### Exercise
Check each line of the entries below for the string "quali"; copy every line where it appears.

### Entries supplied
■ ■ ■ ■ ■

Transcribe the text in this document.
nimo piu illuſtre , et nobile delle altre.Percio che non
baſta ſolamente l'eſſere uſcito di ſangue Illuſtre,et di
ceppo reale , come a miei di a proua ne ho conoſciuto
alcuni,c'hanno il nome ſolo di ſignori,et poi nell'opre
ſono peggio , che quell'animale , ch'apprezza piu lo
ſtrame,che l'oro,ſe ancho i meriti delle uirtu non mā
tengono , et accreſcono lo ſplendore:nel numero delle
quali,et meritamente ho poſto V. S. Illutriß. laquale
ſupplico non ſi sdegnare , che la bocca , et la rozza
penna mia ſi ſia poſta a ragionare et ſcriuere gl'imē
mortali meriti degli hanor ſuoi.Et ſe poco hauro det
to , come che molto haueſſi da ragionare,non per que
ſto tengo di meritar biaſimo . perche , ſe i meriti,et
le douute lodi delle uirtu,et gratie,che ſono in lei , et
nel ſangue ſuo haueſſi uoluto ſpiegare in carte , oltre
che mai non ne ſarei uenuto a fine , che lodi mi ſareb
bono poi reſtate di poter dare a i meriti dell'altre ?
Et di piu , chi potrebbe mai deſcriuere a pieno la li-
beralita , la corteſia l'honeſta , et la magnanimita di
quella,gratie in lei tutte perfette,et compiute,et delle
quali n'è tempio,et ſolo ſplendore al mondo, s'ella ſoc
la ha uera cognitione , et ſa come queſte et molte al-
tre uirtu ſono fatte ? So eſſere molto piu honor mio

■ ■ ■ ■ ■

### The completed task
quali,et meritamente ho poſto V. S. Illutriß. laquale
quali n'è tempio,et ſolo ſplendore al mondo, s'ella ſoc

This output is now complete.